__STATED TASK__
Locate every line in the records below that contains the word "badge", and copy each one.

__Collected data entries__
******************************

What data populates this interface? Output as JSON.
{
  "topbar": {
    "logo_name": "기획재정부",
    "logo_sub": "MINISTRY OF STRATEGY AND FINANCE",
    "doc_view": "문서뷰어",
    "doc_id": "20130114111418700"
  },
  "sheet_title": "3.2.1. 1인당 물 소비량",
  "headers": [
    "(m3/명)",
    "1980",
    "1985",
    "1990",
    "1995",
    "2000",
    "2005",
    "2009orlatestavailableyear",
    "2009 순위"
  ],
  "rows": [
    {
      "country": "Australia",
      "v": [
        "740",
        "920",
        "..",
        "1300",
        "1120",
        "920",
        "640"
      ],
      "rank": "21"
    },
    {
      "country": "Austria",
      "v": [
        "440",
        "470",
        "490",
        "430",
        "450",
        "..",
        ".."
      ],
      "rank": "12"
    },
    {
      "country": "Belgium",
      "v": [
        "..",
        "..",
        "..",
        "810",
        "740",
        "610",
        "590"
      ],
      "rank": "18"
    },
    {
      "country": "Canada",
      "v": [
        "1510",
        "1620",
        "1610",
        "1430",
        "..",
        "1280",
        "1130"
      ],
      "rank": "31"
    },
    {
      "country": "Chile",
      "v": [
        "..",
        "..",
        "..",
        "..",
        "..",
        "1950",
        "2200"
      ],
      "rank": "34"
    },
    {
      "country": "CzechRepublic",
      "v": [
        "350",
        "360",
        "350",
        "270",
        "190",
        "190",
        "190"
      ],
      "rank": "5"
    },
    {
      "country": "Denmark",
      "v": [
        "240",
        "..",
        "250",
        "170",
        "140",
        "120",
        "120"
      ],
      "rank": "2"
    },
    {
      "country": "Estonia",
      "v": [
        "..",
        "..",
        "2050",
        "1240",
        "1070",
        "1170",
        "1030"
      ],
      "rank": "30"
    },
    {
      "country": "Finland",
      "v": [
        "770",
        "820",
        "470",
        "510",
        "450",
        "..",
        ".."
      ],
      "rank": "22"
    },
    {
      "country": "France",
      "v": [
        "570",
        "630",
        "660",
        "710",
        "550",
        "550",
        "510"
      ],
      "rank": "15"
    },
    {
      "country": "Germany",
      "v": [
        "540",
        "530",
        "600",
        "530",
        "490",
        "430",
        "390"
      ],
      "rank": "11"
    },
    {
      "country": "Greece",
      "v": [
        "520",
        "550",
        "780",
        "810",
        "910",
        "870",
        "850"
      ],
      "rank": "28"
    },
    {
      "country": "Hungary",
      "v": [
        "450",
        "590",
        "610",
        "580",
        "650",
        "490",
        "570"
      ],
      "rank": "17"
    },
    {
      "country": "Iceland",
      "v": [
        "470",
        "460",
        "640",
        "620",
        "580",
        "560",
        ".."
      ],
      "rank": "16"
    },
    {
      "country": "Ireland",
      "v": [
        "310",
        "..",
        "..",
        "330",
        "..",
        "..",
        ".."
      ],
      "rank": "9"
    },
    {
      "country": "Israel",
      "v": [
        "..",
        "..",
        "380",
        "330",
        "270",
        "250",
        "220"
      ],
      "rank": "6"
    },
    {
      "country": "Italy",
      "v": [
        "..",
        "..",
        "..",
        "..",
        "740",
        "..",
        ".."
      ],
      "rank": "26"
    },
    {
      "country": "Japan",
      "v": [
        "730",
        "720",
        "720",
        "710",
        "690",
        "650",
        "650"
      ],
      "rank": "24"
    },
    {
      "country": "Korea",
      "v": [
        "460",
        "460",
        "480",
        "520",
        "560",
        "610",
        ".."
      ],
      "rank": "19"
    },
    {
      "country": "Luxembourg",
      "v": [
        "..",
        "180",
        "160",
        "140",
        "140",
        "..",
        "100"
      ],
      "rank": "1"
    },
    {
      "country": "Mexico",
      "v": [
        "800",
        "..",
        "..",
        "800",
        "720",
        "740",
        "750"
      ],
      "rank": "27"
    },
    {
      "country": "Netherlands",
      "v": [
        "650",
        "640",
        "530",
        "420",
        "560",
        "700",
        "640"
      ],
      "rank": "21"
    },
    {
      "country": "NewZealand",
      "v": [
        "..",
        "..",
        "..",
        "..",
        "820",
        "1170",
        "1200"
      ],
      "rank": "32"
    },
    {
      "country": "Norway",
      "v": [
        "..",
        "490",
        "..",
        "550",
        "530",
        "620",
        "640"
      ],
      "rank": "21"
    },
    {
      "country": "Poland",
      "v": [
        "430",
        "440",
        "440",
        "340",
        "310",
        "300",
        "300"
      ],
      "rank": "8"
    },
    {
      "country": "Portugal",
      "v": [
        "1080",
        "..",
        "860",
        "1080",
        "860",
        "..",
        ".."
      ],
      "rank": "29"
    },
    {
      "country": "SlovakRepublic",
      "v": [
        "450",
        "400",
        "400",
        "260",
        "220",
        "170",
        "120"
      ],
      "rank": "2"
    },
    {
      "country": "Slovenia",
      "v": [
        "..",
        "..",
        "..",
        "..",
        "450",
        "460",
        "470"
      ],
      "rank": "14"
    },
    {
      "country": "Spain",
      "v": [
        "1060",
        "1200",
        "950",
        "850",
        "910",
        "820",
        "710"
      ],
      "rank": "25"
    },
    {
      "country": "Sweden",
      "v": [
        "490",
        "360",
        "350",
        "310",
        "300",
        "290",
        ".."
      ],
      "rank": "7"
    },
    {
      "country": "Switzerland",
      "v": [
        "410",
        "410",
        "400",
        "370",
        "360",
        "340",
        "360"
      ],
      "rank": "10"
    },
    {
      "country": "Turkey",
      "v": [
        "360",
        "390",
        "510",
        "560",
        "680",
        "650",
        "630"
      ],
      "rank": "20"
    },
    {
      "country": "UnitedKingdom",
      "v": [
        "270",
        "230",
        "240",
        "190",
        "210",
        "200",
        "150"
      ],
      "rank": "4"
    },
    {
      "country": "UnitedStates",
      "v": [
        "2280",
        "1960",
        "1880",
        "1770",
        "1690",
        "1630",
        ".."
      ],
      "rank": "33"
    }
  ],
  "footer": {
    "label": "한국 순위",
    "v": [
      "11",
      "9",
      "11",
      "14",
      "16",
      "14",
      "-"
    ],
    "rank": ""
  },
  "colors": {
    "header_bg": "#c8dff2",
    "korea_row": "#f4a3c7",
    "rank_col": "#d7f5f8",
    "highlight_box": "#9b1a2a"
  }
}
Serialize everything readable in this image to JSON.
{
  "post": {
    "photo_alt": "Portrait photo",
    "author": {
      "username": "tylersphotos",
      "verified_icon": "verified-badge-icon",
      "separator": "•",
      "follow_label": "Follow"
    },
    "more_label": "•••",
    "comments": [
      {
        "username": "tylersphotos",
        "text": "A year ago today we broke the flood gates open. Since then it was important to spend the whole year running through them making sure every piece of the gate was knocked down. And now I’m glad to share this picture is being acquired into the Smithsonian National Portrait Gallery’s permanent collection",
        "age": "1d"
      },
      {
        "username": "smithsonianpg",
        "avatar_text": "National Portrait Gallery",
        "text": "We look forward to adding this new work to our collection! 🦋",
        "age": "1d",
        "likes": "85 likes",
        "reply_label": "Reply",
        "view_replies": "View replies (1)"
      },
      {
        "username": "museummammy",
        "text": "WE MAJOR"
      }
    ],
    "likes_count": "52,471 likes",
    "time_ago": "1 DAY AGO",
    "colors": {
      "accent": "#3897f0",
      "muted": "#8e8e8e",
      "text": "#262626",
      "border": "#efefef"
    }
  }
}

******************************

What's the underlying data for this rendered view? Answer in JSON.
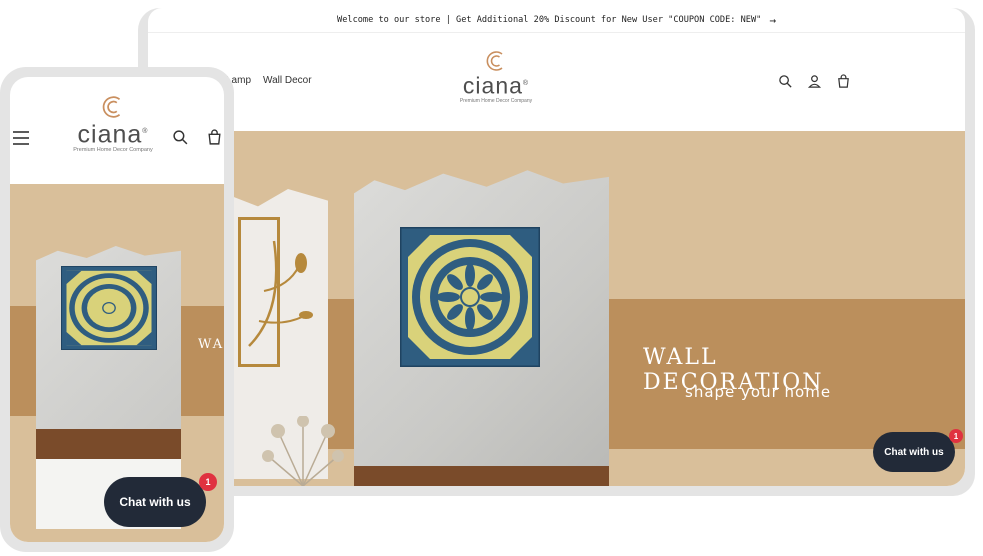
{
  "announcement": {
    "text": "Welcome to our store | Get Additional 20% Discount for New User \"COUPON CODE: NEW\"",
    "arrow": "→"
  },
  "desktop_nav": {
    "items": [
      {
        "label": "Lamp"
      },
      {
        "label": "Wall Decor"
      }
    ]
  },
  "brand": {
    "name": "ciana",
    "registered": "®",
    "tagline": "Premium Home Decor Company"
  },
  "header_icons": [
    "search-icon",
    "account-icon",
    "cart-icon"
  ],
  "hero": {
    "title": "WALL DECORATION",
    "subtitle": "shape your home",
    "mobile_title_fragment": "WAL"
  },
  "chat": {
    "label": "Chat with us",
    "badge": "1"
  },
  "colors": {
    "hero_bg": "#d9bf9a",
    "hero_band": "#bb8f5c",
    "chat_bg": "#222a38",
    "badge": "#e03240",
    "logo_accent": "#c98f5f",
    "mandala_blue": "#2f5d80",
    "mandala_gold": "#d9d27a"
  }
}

******************************

__SOLVED PROBLEM__
      "verified_icon": "verified-badge-icon",
    "badge": "1"
    "badge": "#e03240",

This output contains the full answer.